------ Supplied material ------
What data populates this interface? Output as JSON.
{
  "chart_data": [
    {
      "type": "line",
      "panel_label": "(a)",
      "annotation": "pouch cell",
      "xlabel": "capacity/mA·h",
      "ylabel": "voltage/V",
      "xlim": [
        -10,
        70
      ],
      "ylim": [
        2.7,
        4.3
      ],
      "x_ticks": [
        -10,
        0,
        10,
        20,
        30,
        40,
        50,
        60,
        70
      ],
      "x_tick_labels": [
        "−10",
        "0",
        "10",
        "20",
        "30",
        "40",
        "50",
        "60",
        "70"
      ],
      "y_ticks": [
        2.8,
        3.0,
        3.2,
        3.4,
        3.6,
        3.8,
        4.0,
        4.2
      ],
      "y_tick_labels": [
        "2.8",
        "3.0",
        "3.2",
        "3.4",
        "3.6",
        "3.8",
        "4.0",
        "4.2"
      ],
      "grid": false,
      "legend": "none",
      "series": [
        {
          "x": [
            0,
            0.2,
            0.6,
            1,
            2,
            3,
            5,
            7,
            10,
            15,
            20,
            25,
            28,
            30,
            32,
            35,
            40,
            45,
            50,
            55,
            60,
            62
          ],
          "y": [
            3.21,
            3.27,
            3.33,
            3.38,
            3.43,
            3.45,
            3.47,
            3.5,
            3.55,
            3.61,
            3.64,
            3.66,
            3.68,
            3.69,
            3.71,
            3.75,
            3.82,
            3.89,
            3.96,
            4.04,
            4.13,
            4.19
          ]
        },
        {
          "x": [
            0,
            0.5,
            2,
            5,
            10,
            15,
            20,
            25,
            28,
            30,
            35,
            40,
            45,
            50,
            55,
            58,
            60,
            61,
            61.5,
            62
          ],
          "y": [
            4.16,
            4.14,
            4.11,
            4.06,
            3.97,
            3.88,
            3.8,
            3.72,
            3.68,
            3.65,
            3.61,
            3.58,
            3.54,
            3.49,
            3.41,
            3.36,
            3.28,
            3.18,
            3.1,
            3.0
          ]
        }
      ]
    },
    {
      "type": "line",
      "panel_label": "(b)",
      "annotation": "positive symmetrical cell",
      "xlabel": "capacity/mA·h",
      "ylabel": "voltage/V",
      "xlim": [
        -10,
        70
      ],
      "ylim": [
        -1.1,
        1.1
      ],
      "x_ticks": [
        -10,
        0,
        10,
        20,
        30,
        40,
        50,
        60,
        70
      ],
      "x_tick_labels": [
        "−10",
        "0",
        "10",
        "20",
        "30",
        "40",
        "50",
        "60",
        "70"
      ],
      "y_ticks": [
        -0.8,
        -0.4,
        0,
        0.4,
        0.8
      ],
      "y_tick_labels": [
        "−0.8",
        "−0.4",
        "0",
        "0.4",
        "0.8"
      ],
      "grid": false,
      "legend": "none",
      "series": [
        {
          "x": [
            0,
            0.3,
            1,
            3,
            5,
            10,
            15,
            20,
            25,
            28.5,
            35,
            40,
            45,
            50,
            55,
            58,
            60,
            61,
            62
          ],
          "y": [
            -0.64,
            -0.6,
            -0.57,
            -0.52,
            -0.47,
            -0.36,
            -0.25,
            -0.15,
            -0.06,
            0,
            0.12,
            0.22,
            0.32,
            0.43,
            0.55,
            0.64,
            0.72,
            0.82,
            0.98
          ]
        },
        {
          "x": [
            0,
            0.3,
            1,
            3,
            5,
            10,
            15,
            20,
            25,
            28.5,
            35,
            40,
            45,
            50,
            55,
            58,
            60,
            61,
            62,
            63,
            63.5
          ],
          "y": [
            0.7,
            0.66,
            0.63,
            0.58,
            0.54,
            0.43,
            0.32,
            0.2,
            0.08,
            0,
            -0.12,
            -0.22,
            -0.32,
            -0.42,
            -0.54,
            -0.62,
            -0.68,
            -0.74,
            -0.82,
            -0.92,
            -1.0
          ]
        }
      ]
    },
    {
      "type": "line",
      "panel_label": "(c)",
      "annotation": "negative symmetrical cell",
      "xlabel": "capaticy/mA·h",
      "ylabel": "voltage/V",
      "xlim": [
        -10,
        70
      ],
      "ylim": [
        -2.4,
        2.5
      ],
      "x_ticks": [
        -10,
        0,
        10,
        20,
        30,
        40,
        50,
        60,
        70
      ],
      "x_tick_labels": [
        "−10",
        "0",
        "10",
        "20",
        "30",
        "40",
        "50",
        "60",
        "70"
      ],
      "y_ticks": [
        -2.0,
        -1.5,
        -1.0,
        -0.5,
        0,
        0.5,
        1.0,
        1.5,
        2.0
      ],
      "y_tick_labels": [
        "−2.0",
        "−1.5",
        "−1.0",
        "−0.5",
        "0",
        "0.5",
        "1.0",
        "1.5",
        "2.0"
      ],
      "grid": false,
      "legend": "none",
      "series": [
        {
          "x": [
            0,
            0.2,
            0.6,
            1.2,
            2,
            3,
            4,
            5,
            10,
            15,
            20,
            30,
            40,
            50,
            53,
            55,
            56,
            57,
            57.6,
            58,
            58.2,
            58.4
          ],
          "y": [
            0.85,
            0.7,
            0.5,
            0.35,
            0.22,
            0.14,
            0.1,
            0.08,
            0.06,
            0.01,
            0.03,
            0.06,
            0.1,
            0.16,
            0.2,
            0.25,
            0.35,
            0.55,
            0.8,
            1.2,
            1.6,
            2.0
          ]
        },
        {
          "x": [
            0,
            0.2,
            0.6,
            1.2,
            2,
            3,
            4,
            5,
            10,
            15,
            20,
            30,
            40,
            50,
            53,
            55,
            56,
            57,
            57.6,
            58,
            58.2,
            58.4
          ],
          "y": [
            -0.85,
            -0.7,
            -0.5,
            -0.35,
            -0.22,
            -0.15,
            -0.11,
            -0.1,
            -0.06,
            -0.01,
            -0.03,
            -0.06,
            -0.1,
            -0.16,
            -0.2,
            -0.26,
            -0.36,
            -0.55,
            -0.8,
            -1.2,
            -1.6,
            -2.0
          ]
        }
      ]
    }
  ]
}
------
**Prompt**
All of the data needs to be reproduced exactly, with no line missing.

**Solution for this task**
What data populates this interface? Output as JSON.
{
  "chart_data": [
    {
      "type": "line",
      "panel_label": "(a)",
      "annotation": "pouch cell",
      "xlabel": "capacity/mA·h",
      "ylabel": "voltage/V",
      "xlim": [
        -10,
        70
      ],
      "ylim": [
        2.7,
        4.3
      ],
      "x_ticks": [
        -10,
        0,
        10,
        20,
        30,
        40,
        50,
        60,
        70
      ],
      "x_tick_labels": [
        "−10",
        "0",
        "10",
        "20",
        "30",
        "40",
        "50",
        "60",
        "70"
      ],
      "y_ticks": [
        2.8,
        3.0,
        3.2,
        3.4,
        3.6,
        3.8,
        4.0,
        4.2
      ],
      "y_tick_labels": [
        "2.8",
        "3.0",
        "3.2",
        "3.4",
        "3.6",
        "3.8",
        "4.0",
        "4.2"
      ],
      "grid": false,
      "legend": "none",
      "series": [
        {
          "x": [
            0,
            0.2,
            0.6,
            1,
            2,
            3,
            5,
            7,
            10,
            15,
            20,
            25,
            28,
            30,
            32,
            35,
            40,
            45,
            50,
            55,
            60,
            62
          ],
          "y": [
            3.21,
            3.27,
            3.33,
            3.38,
            3.43,
            3.45,
            3.47,
            3.5,
            3.55,
            3.61,
            3.64,
            3.66,
            3.68,
            3.69,
            3.71,
            3.75,
            3.82,
            3.89,
            3.96,
            4.04,
            4.13,
            4.19
          ]
        },
        {
          "x": [
            0,
            0.5,
            2,
            5,
            10,
            15,
            20,
            25,
            28,
            30,
            35,
            40,
            45,
            50,
            55,
            58,
            60,
            61,
            61.5,
            62
          ],
          "y": [
            4.16,
            4.14,
            4.11,
            4.06,
            3.97,
            3.88,
            3.8,
            3.72,
            3.68,
            3.65,
            3.61,
            3.58,
            3.54,
            3.49,
            3.41,
            3.36,
            3.28,
            3.18,
            3.1,
            3.0
          ]
        }
      ]
    },
    {
      "type": "line",
      "panel_label": "(b)",
      "annotation": "positive symmetrical cell",
      "xlabel": "capacity/mA·h",
      "ylabel": "voltage/V",
      "xlim": [
        -10,
        70
      ],
      "ylim": [
        -1.1,
        1.1
      ],
      "x_ticks": [
        -10,
        0,
        10,
        20,
        30,
        40,
        50,
        60,
        70
      ],
      "x_tick_labels": [
        "−10",
        "0",
        "10",
        "20",
        "30",
        "40",
        "50",
        "60",
        "70"
      ],
      "y_ticks": [
        -0.8,
        -0.4,
        0,
        0.4,
        0.8
      ],
      "y_tick_labels": [
        "−0.8",
        "−0.4",
        "0",
        "0.4",
        "0.8"
      ],
      "grid": false,
      "legend": "none",
      "series": [
        {
          "x": [
            0,
            0.3,
            1,
            3,
            5,
            10,
            15,
            20,
            25,
            28.5,
            35,
            40,
            45,
            50,
            55,
            58,
            60,
            61,
            62
          ],
          "y": [
            -0.64,
            -0.6,
            -0.57,
            -0.52,
            -0.47,
            -0.36,
            -0.25,
            -0.15,
            -0.06,
            0,
            0.12,
            0.22,
            0.32,
            0.43,
            0.55,
            0.64,
            0.72,
            0.82,
            0.98
          ]
        },
        {
          "x": [
            0,
            0.3,
            1,
            3,
            5,
            10,
            15,
            20,
            25,
            28.5,
            35,
            40,
            45,
            50,
            55,
            58,
            60,
            61,
            62,
            63,
            63.5
          ],
          "y": [
            0.7,
            0.66,
            0.63,
            0.58,
            0.54,
            0.43,
            0.32,
            0.2,
            0.08,
            0,
            -0.12,
            -0.22,
            -0.32,
            -0.42,
            -0.54,
            -0.62,
            -0.68,
            -0.74,
            -0.82,
            -0.92,
            -1.0
          ]
        }
      ]
    },
    {
      "type": "line",
      "panel_label": "(c)",
      "annotation": "negative symmetrical cell",
      "xlabel": "capaticy/mA·h",
      "ylabel": "voltage/V",
      "xlim": [
        -10,
        70
      ],
      "ylim": [
        -2.4,
        2.5
      ],
      "x_ticks": [
        -10,
        0,
        10,
        20,
        30,
        40,
        50,
        60,
        70
      ],
      "x_tick_labels": [
        "−10",
        "0",
        "10",
        "20",
        "30",
        "40",
        "50",
        "60",
        "70"
      ],
      "y_ticks": [
        -2.0,
        -1.5,
        -1.0,
        -0.5,
        0,
        0.5,
        1.0,
        1.5,
        2.0
      ],
      "y_tick_labels": [
        "−2.0",
        "−1.5",
        "−1.0",
        "−0.5",
        "0",
        "0.5",
        "1.0",
        "1.5",
        "2.0"
      ],
      "grid": false,
      "legend": "none",
      "series": [
        {
          "x": [
            0,
            0.2,
            0.6,
            1.2,
            2,
            3,
            4,
            5,
            10,
            15,
            20,
            30,
            40,
            50,
            53,
            55,
            56,
            57,
            57.6,
            58,
            58.2,
            58.4
          ],
          "y": [
            0.85,
            0.7,
            0.5,
            0.35,
            0.22,
            0.14,
            0.1,
            0.08,
            0.06,
            0.01,
            0.03,
            0.06,
            0.1,
            0.16,
            0.2,
            0.25,
            0.35,
            0.55,
            0.8,
            1.2,
            1.6,
            2.0
          ]
        },
        {
          "x": [
            0,
            0.2,
            0.6,
            1.2,
            2,
            3,
            4,
            5,
            10,
            15,
            20,
            30,
            40,
            50,
            53,
            55,
            56,
            57,
            57.6,
            58,
            58.2,
            58.4
          ],
          "y": [
            -0.85,
            -0.7,
            -0.5,
            -0.35,
            -0.22,
            -0.15,
            -0.11,
            -0.1,
            -0.06,
            -0.01,
            -0.03,
            -0.06,
            -0.1,
            -0.16,
            -0.2,
            -0.26,
            -0.36,
            -0.55,
            -0.8,
            -1.2,
            -1.6,
            -2.0
          ]
        }
      ]
    }
  ]
}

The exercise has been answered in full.